→ **AIM**
Using the listing below, give the number of lines where "видѣли" appears, and nothing else.

Saved data entries
● ● ●

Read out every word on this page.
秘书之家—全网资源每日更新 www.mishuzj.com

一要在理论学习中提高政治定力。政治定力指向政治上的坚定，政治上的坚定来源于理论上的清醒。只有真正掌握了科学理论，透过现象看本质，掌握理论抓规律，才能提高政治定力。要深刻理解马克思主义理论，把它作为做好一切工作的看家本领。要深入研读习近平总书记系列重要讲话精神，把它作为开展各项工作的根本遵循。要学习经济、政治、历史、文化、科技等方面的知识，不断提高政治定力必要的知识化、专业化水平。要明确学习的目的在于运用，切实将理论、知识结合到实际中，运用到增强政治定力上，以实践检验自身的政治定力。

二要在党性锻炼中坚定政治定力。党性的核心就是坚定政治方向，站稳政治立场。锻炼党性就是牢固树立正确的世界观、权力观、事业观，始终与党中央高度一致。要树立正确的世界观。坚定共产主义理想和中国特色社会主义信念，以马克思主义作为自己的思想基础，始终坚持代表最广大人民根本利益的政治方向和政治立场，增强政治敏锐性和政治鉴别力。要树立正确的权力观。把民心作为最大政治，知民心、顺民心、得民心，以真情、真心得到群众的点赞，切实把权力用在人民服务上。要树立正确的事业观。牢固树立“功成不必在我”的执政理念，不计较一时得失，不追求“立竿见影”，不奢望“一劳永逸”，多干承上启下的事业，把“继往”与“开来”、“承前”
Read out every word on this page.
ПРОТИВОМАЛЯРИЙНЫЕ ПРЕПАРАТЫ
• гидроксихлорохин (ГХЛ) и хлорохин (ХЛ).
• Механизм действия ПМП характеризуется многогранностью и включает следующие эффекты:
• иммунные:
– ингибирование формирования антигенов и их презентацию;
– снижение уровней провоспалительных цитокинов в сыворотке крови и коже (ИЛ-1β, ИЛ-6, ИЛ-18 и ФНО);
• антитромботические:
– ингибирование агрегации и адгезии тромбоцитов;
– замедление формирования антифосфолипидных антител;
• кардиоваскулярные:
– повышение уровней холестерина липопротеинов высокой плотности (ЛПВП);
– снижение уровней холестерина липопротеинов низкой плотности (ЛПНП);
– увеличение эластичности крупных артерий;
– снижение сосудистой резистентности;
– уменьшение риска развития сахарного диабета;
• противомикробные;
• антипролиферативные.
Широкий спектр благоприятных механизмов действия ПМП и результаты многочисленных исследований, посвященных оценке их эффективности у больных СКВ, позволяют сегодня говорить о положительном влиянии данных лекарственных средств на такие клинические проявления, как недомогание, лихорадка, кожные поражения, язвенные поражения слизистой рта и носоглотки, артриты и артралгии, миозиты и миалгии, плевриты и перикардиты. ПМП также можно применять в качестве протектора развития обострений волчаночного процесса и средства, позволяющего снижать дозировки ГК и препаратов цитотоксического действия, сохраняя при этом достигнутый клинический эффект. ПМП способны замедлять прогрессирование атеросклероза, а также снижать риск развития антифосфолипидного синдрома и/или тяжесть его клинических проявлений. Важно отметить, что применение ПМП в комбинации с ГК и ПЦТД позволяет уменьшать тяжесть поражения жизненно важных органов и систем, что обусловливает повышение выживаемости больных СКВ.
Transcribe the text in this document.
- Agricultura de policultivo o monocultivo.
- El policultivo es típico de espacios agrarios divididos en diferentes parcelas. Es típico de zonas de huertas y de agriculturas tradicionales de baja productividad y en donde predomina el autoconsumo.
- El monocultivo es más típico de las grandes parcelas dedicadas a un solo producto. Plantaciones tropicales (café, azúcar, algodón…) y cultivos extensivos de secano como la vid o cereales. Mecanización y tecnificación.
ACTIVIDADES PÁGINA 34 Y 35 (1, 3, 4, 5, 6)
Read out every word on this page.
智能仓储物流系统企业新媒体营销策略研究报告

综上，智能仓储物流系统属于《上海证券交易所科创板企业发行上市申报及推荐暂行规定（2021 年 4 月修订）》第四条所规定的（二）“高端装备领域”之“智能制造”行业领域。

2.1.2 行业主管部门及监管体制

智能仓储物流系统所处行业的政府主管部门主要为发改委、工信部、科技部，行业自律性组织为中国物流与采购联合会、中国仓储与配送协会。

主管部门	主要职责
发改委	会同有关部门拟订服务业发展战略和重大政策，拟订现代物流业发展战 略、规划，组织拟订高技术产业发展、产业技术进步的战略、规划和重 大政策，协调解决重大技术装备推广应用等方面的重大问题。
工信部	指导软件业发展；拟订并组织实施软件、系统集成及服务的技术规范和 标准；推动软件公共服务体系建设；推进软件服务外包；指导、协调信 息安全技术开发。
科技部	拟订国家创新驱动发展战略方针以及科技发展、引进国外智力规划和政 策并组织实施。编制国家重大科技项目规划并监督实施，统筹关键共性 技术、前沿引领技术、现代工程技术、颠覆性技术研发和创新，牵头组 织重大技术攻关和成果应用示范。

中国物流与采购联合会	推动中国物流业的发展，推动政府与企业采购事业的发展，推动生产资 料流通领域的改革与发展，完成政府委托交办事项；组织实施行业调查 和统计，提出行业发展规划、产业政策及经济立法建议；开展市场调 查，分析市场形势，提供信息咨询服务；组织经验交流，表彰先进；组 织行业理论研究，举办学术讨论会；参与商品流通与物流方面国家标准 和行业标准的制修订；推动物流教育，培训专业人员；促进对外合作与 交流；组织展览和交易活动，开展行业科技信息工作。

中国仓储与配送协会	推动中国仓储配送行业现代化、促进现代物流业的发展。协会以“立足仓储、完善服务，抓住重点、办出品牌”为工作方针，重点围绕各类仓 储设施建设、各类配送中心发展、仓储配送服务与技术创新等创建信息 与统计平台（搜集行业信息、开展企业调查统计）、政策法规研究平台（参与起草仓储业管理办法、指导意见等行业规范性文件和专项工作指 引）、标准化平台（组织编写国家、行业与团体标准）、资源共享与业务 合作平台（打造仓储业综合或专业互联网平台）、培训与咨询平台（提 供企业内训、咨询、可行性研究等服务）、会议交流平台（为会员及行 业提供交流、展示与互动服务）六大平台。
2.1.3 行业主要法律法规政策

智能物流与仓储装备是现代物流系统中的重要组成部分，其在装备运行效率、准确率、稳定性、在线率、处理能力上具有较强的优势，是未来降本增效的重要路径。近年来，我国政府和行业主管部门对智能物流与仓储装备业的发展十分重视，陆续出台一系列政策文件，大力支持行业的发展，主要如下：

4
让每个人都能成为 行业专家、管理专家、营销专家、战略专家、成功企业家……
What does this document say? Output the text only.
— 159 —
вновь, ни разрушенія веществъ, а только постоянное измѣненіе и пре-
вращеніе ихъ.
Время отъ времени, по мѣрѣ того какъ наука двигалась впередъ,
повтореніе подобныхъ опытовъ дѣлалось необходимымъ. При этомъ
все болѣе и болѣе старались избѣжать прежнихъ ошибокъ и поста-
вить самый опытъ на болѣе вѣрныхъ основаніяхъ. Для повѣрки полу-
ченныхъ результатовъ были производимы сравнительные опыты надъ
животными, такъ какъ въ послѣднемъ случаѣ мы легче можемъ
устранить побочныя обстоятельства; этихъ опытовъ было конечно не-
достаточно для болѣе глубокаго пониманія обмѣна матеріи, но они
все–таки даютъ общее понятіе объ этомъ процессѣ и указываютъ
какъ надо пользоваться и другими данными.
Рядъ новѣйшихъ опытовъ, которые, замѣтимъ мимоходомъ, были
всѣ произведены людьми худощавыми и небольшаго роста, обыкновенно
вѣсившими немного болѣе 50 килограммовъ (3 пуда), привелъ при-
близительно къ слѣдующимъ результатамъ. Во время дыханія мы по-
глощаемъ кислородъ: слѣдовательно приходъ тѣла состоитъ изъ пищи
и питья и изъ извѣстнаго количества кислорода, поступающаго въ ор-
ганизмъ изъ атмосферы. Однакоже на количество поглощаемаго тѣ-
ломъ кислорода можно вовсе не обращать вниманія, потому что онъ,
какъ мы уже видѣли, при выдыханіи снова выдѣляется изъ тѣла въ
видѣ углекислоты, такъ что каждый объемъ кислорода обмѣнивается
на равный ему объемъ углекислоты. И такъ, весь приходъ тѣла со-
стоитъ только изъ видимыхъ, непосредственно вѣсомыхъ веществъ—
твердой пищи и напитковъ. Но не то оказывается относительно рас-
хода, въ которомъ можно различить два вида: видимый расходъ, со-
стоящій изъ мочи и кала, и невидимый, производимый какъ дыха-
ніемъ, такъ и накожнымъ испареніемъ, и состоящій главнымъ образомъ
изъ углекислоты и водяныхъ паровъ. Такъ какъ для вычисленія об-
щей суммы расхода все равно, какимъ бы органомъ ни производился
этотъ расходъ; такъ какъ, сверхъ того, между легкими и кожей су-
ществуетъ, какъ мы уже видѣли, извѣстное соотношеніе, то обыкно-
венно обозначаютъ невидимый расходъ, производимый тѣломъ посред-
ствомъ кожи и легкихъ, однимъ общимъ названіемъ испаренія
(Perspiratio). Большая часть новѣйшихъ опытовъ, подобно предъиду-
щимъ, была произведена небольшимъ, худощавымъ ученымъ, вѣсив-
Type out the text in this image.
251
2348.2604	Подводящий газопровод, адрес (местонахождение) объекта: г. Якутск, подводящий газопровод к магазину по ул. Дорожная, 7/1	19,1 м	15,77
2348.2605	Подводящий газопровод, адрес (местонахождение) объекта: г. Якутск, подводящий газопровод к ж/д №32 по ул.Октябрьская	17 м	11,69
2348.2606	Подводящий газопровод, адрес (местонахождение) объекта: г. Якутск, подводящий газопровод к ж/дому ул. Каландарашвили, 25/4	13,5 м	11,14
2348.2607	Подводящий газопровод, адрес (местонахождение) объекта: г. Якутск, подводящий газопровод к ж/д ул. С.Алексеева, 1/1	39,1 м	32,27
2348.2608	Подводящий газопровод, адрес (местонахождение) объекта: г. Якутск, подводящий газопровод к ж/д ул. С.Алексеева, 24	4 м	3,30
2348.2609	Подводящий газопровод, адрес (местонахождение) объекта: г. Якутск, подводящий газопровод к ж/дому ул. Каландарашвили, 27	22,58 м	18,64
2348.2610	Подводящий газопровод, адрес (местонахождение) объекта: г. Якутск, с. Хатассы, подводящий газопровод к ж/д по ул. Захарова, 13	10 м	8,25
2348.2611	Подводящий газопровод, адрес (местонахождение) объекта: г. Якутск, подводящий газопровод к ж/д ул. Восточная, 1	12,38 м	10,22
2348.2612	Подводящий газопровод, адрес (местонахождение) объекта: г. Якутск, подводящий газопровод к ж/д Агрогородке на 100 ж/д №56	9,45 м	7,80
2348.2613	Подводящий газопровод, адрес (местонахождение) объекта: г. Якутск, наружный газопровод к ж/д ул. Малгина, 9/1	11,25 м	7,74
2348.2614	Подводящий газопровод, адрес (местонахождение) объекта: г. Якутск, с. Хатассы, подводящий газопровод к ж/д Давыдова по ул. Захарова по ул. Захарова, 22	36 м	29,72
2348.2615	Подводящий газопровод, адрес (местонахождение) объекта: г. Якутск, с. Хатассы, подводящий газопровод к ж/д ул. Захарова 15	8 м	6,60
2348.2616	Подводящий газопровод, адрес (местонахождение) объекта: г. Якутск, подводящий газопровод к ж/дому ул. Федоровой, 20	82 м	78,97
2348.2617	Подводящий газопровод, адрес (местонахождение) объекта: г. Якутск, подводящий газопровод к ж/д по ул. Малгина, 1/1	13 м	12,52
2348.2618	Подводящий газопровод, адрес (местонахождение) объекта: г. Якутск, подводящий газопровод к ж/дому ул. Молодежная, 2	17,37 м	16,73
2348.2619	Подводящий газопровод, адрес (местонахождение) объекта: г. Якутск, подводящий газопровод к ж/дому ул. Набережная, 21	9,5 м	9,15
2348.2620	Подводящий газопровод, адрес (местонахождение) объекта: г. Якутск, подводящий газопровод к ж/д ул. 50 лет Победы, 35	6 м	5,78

● ● ●

→ **WRITTEN SOLUTION**
2